* _What the exercise asks_
Single out the lines that include the word "JSON". Copy them.

Rows from a figure dataset:

## BEGIN

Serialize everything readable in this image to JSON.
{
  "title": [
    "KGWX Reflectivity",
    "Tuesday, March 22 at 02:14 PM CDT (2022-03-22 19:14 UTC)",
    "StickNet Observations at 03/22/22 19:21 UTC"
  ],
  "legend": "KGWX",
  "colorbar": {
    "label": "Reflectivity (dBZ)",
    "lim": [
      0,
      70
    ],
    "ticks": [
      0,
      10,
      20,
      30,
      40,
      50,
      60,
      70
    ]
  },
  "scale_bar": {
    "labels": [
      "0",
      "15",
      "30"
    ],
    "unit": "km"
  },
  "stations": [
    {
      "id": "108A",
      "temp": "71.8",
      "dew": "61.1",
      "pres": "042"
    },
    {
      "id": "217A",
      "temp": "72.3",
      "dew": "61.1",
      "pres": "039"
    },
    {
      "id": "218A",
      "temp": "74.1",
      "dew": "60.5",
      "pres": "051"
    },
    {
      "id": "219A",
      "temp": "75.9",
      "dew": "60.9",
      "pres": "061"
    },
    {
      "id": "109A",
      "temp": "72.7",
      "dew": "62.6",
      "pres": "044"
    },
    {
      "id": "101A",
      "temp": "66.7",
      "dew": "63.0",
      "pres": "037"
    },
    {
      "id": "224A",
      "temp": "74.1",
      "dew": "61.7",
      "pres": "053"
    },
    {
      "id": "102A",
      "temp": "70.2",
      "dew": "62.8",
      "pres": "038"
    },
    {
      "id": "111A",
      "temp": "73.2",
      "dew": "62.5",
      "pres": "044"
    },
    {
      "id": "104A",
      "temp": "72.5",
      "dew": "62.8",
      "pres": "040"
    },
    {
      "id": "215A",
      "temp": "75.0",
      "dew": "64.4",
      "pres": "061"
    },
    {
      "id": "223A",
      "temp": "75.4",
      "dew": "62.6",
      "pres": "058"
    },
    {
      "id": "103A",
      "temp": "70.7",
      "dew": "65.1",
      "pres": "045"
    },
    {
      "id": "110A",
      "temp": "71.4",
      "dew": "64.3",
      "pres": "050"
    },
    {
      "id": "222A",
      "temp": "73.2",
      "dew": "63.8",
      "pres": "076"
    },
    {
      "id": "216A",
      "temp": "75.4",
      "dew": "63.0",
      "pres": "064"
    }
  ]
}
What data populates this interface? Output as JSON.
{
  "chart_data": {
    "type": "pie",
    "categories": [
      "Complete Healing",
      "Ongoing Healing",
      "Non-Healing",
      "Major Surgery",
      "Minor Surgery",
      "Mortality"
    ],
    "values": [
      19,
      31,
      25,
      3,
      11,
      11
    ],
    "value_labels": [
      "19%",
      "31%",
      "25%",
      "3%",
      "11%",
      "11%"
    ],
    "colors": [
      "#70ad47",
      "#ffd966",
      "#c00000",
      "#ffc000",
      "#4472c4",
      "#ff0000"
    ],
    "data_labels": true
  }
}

## END

* _Result of the task_
Serialize everything readable in this image to JSON.
What data populates this interface? Output as JSON.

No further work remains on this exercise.